-------- Input for this task

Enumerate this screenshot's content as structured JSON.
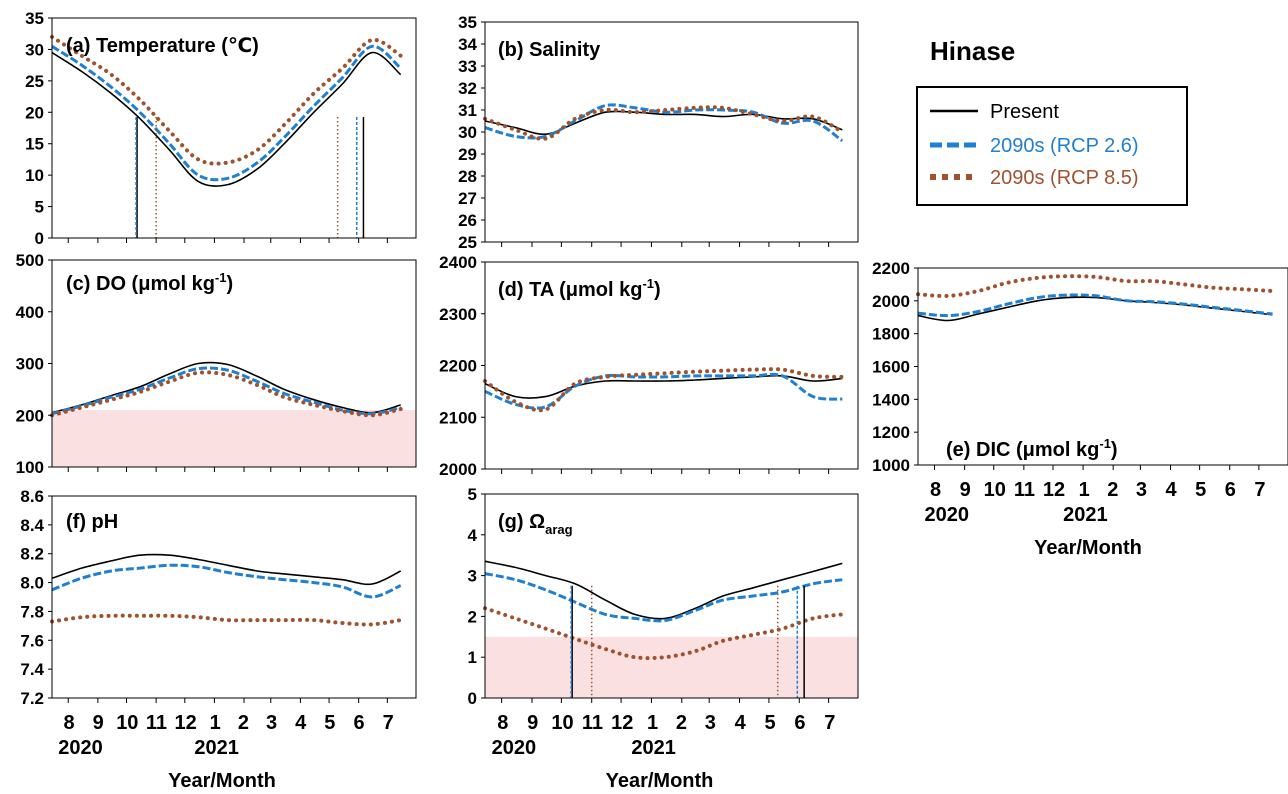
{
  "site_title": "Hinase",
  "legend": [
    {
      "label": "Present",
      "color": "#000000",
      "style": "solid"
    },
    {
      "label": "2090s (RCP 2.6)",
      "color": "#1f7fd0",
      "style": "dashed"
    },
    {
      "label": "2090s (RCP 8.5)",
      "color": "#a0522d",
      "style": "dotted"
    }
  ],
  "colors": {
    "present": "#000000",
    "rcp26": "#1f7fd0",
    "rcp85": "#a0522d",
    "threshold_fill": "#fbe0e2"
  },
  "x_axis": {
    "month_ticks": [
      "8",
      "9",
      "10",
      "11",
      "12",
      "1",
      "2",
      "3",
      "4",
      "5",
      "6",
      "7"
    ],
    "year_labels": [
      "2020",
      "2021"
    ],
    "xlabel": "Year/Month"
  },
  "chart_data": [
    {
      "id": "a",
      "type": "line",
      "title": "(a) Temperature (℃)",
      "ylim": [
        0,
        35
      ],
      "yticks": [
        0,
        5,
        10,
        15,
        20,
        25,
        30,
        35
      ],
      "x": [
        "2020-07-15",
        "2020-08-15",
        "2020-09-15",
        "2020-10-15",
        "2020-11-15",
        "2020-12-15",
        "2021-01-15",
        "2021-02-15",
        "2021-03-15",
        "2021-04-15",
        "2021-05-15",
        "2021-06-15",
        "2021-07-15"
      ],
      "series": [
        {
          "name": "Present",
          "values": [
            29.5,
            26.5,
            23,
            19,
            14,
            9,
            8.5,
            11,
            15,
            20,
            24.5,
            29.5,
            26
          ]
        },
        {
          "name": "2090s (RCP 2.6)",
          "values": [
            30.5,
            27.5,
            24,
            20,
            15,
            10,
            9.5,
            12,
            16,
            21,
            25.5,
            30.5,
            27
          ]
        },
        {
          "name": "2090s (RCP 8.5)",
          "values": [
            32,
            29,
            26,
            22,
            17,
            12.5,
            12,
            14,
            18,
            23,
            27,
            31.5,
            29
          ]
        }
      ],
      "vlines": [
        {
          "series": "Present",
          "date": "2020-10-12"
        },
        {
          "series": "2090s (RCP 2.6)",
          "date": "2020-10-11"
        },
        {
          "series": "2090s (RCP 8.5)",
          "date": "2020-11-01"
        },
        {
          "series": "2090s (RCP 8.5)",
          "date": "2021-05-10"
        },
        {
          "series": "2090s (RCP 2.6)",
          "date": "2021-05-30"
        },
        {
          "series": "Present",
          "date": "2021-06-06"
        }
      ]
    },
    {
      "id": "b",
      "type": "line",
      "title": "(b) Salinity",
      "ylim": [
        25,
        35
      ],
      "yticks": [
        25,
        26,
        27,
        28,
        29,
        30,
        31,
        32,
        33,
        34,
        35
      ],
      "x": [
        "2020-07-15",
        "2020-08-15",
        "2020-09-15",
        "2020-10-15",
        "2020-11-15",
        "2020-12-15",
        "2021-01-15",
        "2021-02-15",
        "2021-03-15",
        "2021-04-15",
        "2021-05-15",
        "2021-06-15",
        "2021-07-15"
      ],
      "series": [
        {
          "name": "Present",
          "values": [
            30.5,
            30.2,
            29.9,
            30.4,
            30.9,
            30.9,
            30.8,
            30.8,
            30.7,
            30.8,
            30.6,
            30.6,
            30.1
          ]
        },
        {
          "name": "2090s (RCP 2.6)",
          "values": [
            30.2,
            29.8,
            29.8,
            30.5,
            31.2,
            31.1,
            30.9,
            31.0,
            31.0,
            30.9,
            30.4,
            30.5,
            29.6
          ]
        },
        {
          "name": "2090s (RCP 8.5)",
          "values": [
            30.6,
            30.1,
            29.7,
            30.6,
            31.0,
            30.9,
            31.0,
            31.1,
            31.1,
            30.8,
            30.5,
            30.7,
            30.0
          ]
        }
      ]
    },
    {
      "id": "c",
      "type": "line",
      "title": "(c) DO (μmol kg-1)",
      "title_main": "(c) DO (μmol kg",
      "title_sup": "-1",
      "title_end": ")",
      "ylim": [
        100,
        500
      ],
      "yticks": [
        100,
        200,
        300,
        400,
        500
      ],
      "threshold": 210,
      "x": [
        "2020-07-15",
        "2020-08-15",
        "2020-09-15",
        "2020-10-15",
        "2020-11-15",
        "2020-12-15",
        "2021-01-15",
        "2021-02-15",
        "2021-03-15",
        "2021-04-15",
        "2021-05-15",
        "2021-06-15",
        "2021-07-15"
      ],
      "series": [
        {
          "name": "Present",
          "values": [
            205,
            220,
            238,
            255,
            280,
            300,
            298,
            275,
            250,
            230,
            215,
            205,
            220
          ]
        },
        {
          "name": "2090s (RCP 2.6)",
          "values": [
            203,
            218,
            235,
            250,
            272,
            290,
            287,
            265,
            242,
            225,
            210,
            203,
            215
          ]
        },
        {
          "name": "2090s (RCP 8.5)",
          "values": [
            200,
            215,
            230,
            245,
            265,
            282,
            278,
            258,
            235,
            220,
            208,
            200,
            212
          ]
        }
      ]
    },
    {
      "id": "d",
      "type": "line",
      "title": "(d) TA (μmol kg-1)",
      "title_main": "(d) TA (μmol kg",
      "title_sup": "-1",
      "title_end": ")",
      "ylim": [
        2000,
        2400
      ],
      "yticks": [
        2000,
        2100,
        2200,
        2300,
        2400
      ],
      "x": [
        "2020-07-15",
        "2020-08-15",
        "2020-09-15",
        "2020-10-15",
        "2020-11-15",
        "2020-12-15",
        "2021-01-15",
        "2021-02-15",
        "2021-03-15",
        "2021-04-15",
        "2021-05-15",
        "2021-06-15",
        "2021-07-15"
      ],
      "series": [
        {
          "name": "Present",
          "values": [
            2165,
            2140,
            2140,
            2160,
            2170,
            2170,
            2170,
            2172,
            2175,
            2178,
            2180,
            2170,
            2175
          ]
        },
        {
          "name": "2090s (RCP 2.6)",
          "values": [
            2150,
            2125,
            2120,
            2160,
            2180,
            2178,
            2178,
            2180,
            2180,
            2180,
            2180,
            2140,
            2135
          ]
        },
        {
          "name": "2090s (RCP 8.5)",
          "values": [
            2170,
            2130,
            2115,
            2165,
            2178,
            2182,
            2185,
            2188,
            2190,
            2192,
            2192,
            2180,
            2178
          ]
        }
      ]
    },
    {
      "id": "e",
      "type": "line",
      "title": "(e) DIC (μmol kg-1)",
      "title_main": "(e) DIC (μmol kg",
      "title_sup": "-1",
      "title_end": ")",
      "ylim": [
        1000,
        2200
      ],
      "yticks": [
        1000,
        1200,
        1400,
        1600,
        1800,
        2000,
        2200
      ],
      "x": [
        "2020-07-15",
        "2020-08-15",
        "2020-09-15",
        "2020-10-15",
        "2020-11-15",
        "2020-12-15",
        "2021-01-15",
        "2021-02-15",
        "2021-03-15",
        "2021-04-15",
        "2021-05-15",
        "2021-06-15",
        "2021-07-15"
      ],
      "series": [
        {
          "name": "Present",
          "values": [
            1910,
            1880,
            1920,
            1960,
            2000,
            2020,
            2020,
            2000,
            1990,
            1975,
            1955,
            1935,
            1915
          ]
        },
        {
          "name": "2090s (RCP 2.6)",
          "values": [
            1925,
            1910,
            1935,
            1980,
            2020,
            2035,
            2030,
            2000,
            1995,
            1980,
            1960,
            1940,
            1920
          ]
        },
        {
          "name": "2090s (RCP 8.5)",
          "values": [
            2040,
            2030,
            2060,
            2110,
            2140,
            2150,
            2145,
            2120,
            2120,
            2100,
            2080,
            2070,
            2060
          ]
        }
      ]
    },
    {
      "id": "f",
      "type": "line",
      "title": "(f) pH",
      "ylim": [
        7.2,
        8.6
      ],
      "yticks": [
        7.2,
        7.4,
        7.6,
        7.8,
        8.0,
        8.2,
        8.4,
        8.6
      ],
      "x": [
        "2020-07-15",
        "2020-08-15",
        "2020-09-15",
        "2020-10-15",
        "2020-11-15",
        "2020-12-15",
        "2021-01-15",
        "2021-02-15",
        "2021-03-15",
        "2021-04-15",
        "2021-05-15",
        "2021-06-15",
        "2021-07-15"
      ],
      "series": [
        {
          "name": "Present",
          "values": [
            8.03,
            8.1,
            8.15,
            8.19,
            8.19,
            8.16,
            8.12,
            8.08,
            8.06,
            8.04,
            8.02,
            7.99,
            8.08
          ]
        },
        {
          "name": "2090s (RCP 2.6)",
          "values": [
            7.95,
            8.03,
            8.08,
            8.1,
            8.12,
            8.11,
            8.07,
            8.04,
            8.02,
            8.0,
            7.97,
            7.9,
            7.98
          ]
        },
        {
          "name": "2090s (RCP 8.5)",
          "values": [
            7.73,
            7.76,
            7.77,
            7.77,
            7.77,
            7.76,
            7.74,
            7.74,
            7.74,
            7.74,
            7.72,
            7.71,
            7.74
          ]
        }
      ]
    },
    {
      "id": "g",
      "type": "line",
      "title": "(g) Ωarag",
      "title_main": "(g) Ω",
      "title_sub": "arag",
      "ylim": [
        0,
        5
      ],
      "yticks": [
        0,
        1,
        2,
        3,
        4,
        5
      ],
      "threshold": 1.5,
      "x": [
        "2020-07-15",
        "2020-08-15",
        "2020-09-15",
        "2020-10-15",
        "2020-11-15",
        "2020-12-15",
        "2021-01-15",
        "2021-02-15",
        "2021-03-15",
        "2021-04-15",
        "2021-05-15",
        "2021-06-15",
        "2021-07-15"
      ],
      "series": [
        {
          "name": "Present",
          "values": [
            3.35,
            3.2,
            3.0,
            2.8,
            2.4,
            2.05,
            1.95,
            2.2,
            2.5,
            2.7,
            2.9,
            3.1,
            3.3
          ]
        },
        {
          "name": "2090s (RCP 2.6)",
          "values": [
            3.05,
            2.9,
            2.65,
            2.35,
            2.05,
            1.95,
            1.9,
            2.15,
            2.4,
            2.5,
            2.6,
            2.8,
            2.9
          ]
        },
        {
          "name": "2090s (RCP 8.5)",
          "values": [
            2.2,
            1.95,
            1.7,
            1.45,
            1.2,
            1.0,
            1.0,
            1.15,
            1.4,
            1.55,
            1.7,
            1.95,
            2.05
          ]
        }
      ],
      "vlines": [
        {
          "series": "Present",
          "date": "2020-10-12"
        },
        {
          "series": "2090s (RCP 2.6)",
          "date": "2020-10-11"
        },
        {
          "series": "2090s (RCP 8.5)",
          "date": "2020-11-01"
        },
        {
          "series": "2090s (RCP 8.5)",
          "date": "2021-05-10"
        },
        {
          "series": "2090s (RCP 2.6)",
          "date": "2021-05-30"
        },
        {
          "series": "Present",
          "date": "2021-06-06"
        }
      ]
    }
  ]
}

----------------
-------- Input for this task

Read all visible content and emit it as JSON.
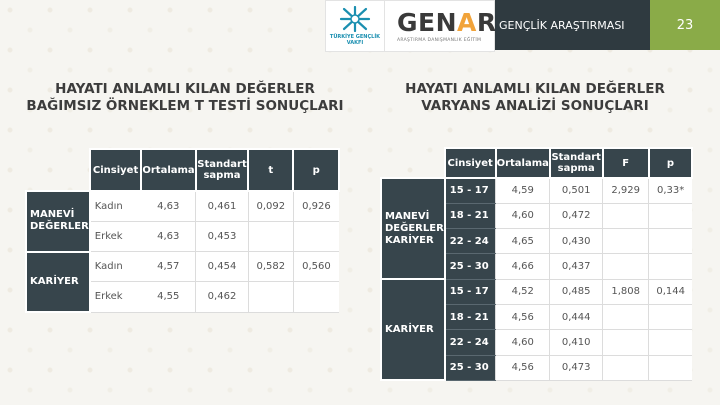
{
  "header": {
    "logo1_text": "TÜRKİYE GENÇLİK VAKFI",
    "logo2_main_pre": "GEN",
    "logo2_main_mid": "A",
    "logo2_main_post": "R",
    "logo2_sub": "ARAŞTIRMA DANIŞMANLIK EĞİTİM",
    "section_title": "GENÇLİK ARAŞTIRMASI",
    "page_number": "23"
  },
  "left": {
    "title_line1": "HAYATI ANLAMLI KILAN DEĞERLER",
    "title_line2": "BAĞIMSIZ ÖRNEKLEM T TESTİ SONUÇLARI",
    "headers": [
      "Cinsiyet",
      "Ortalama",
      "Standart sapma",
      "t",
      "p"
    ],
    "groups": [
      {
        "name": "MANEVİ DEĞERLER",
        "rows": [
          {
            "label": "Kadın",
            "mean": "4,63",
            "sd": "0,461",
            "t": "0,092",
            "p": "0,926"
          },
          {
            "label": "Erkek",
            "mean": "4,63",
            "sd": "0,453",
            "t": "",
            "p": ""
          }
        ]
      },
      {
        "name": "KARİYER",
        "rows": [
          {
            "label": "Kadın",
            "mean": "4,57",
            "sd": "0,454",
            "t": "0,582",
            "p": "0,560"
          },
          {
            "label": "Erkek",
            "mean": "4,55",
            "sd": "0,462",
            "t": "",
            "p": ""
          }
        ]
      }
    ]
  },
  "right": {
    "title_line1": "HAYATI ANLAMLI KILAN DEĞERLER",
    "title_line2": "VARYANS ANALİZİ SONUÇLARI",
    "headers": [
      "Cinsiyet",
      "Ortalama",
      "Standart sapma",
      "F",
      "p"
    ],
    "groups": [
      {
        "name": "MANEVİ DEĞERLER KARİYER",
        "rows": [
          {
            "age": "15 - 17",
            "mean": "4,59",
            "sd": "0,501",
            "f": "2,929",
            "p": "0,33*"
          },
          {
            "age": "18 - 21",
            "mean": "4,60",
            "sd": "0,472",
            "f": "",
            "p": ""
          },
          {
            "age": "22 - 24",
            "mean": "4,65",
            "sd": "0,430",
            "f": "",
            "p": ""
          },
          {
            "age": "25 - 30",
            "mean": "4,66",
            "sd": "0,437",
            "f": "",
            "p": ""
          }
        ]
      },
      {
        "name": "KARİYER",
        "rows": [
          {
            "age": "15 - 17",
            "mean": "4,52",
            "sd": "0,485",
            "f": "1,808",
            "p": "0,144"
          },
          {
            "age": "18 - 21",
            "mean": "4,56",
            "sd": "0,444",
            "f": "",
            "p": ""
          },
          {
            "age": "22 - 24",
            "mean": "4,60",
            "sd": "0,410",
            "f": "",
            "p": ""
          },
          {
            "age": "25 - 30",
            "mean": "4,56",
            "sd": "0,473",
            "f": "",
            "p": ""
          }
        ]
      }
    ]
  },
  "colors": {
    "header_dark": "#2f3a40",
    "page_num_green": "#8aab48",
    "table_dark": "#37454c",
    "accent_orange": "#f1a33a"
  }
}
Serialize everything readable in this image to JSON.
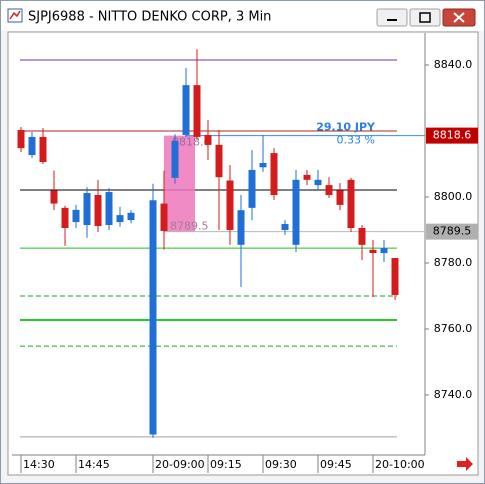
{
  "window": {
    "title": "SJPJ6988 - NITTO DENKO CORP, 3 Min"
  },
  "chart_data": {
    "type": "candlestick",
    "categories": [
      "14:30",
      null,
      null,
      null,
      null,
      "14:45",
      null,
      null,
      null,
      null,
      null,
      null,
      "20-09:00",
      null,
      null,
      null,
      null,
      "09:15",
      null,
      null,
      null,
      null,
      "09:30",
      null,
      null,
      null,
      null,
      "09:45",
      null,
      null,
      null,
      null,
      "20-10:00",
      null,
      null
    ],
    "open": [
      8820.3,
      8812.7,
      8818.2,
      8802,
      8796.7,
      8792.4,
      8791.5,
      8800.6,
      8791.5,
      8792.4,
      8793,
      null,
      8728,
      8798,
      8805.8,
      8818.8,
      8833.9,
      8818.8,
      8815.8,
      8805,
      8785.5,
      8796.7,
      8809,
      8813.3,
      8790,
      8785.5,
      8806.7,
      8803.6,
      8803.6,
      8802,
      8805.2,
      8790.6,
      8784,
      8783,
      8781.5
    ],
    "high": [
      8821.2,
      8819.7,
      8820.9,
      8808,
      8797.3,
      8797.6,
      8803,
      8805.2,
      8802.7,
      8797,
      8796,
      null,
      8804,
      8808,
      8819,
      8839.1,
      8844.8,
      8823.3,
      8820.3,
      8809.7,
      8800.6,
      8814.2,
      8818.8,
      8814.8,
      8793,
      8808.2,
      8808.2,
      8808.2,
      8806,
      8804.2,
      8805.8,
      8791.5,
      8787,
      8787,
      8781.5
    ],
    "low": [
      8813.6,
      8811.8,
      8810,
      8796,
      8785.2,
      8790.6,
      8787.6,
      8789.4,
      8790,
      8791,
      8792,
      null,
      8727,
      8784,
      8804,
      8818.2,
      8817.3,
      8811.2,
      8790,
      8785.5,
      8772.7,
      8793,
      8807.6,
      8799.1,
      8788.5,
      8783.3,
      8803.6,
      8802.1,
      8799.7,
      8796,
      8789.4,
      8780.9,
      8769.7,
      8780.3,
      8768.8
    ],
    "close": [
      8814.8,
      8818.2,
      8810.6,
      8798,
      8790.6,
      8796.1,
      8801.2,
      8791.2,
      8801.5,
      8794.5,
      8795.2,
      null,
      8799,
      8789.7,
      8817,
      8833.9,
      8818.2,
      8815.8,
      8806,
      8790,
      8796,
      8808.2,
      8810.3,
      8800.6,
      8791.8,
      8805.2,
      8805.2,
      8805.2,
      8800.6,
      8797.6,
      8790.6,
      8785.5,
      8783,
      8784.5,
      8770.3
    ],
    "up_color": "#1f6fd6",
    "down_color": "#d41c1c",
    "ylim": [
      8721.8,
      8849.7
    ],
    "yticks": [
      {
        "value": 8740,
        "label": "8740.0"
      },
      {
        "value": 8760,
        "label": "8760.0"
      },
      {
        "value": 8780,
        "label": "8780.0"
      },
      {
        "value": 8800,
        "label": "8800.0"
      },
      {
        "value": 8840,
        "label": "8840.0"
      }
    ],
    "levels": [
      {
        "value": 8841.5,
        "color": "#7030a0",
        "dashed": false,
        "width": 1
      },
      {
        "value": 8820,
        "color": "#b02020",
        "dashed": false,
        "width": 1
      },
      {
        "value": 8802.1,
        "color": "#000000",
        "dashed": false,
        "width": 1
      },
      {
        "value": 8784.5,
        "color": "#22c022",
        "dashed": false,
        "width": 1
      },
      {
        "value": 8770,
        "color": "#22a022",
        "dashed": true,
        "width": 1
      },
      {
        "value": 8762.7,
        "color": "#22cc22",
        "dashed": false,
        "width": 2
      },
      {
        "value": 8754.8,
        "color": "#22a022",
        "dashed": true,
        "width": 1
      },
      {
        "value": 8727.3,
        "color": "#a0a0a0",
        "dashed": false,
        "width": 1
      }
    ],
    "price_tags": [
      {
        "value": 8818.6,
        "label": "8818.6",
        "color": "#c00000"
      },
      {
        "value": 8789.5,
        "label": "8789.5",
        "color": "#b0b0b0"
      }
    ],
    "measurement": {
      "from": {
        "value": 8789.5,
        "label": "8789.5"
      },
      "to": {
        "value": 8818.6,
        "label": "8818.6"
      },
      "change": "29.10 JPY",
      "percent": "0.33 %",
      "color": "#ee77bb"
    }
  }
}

----------------
-------- Input for this task

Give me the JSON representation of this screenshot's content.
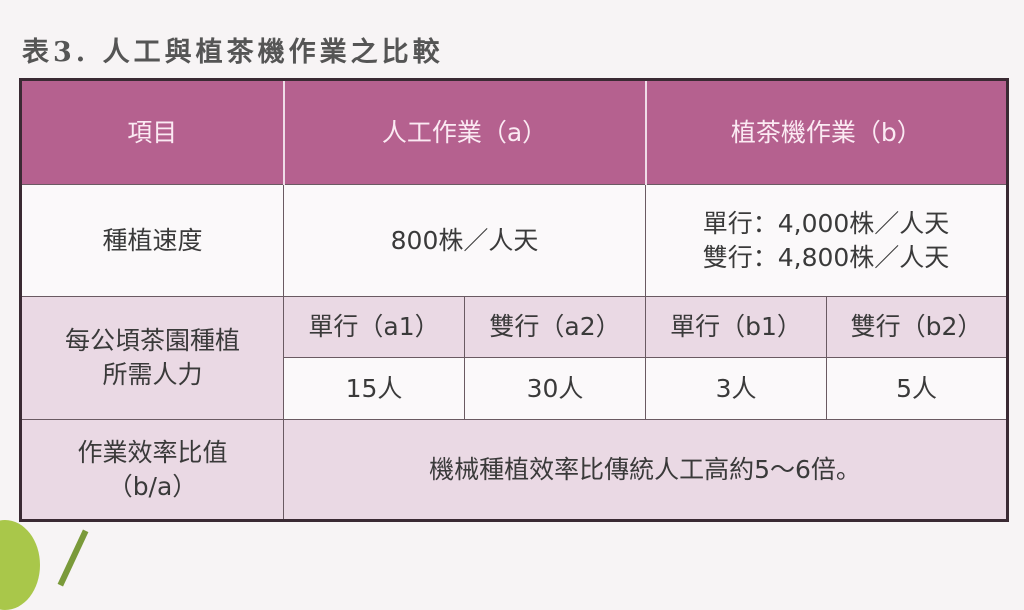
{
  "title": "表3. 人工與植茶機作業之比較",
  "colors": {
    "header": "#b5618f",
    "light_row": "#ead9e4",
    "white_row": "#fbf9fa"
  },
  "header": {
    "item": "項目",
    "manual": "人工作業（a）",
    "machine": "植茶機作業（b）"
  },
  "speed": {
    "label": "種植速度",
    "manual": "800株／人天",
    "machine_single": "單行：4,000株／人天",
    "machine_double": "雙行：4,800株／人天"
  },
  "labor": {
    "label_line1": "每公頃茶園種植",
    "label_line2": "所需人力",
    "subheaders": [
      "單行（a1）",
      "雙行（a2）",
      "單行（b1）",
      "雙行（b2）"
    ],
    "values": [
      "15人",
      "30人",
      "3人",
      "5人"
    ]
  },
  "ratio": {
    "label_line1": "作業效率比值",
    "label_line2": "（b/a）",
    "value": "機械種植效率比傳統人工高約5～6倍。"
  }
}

----------------

## Stated exercise
The word "μmol" may occur in lines of the records. Report how many such lines there are, giving only the number.

## Solution to this problem
6